====== Text extract ======
Caldwell County is a county located in Missouri, United States. As of the 2020 census, the county's population was 9,424. It is part of the Kansas City metropolitan area. Its county seat is Kingston. The county was organized December 29, 1836 and named by Alexander Doniphan to honor John Caldwell, who participated in George Rogers Clark's Native American Campaign of 1786 and was the second Lieutenant Governor of Kentucky.

Caldwell County was originally established as a haven for Mormons, who had been driven from Jackson County in November 1833 and had been refugees in adjacent Clay County since. The county was one of the principal settings of the 1838 Missouri Mormon War, which led to the expulsion of all Latter Day Saints from Missouri, following the issuance of an "extermination order" by then–Governor Lilburn Boggs.

History

Mormon settlement

Caldwell County was originally part of Ray County. The first white settler was Jesse Mann Sr., who settled one-half mile northeast of the public square of Kingston on Shoal Creek in 1831. The early settlers moved back south in 1832 for better protection during the Black Hawk War uprising.

A few Mormon settlers, who had been evicted from Jackson County, Missouri, moved into the county in 1832, and included Jacob Hawn, whose mill on Shoal Creek would become the scene of the bloodiest incident in the Mormon War, known as the Haun's Mill Massacre.

The settlers established Salem, the first town in the county, two miles southeast of Kingston. A larger number of Mormons moved to the county in the fall of 1836. The Missouri General Assembly created Caldwell County in December 1836, with the understanding that it would be dedicated to Mormon settlers. Its county seat was Far West, Missouri. By 1838 Far West reported a population of 4,000.

The major figures of early Mormon history, including Joseph Smith, Hyrum Smith, Brigham Young, John Taylor, Edward Partridge, Sidney Rigdon, Parley P. Pratt and John D. Lee, were included in the migration.

Mormon War
Mormon settlers moved further north into Daviess County, particularly at Adam-ondi-Ahman, after Smith proclaimed that it was the Biblical place where Adam and Eve were banished after leaving the Garden of Eden. He said it would be a gathering place on the Judgement Day. The Mormon War erupted following a skirmish between original Missouri settlers and Mormon settlers in the Gallatin Election Day Battle.

After the Missouri militia was routed in the Battle of Crooked Creek, Governor Lilburn Boggs issued Missouri Executive Order 44 (Mormon Extermination Order) to evict the Mormons from the state. Three days later, a group from Livingston County killed 18 Mormons in the Haun's Mill massacre. Troops laid siege to Far West, where Smith surrendered in October 1838. The settlers agreed to leave; they abandoned Far West and initially regrouped in Quincy, Illinois, for the winter of 1838–39. The following spring, they founded Nauvoo, Illinois.

Following the dissolution of Far West, the county seat was moved to present-day Kingston.

Geography
According to the U.S. Census Bureau, the county has a total area of , of which  is land and  (0.8%) is water.
====== Data extract ======
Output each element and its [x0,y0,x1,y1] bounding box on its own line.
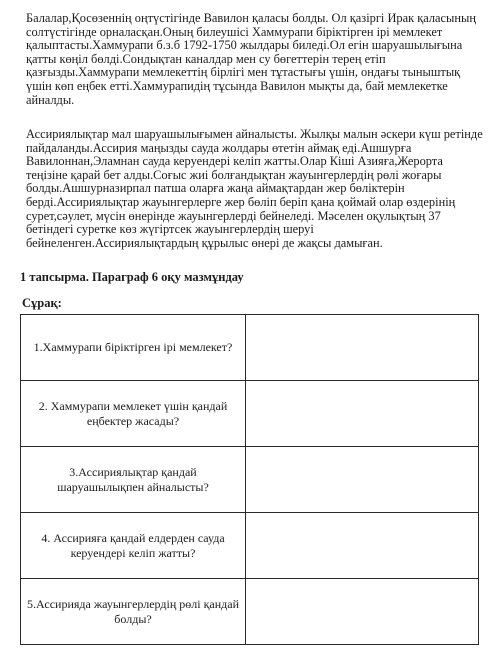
answer-cell[interactable] [246,381,479,447]
answer-cell[interactable] [246,315,479,381]
task-title: 1 тапсырма. Параграф 6 оқу мазмұндау [20,270,244,284]
table-row [21,447,479,513]
questions-table [20,314,479,645]
question-cell: 5.Ассирияда жауынгерлердің рөлі қандай болды? [21,579,246,645]
table-row [21,513,479,579]
question-cell: 2. Хаммурапи мемлекет үшін қандай еңбектер жасады? [21,381,246,447]
table-row [21,315,479,381]
answer-cell[interactable] [246,579,479,645]
table-row [21,381,479,447]
answer-cell[interactable] [246,447,479,513]
question-label: Сұрақ: [22,296,62,310]
paragraph-babylon: Балалар,Қосөзеннің оңтүстігінде Вавилон қаласы болды. Ол қазіргі Ирак қаласының солтүстігінде орналасқан.Оның билеушісі Хаммурапи біріктірген ірі мемлекет қалыптасты.Хаммурапи б.з.б 1792-1750 жылдары биледі.Ол егін шаруашылығына қатты көңіл бөлді.Сондықтан каналдар мен су бөгеттерін терең етіп қазғызды.Хаммурапи мемлекеттің бірлігі мен тұтастығы үшін, ондағы тыныштық үшін көп еңбек етті.Хаммурапидің тұсында Вавилон мықты да, бай мемлекетке айналды. [26,11,476,107]
table-row [21,579,479,645]
paragraph-assyria: Ассириялықтар мал шаруашылығымен айналысты. Жылқы малын әскери күш ретінде пайдаланды.Ассирия маңызды сауда жолдары өтетін аймақ еді.Ашшурға Вавилоннан,Эламнан сауда керуендері келіп жатты.Олар Кіші Азияға,Жерорта теңізіне қарай бет алды.Соғыс жиі болғандықтан жауынгерлердің рөлі жоғары болды.Ашшурназирпал патша оларға жаңа аймақтардан жер бөліктерін берді.Ассириялықтар жауынгерлерге жер бөліп беріп қана қоймай олар өздерінің сурет,сәулет, мүсін өнерінде жауынгерлерді бейнеледі. Мәселен оқулықтың 37 бетіндегі суретке көз жүгіртсек жауынгерлердің шеруі бейнеленген.Ассириялықтардың құрылыс өнері де жақсы дамыған. [26,127,483,250]
question-cell: 1.Хаммурапи біріктірген ірі мемлекет? [21,315,246,381]
answer-cell[interactable] [246,513,479,579]
question-cell: 4. Ассирияға қандай елдерден сауда керуендері келіп жатты? [21,513,246,579]
question-cell: 3.Ассириялықтар қандай шаруашылықпен айналысты? [21,447,246,513]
======
Task list:
1) In the Caldwell County text, who issued Missouri Executive Order 44?
2) Pick up the Caldwell County text after its last sentence and write what comes next.

Exercise results:
1) Governor Lilburn Boggs

2)
Adjacent counties
Daviess County (north)
Livingston County (east)
Carroll County (southeast)
Ray County (south)
Clinton County (west)
DeKalb County (northwest)

Major highways
 U.S. Route 36
 Route 13
 Route 116

Demographics

As of the census of 2000, there were 8,969 people, 3,523 households, and 2,501 families residing in the county.  The population density was 8/km2 (21/mi2).  There were 4,493 housing units at an average density of 4/km2 (10/mi2).  The racial makeup of the county was 98.56% White, 0.13% Black or African American, 0.33% Native American, 0.12% Asian, 0.00% Pacific Islander, 0.18% from other races, and 0.67% from two or more races.  0.75% of the population were Hispanic or Latino of any race.

There were 3,523 households, out of which 32.30% had children under the age of 18 living with them, 59.20% were married couples living together, 8.00% had a female householder with no husband present, and 29.00% were non-families. 25.50% of all households were made up of individuals, and 13.00% had someone living alone who was 65 years of age or older.  The average household size was 2.51, and the average family size was 3.04.

In the county, the population was spread out, with 27.10% under the age of 18, 7.10% from 18 to 24, 25.10% from 25 to 44, 23.70% from 45 to 64, and 17.00% who were 65 years of age or older.  The median age was 39 years.  For every 100 females there were 97.60 males.  For every 100 females age 18 and over, there were 93.90 males.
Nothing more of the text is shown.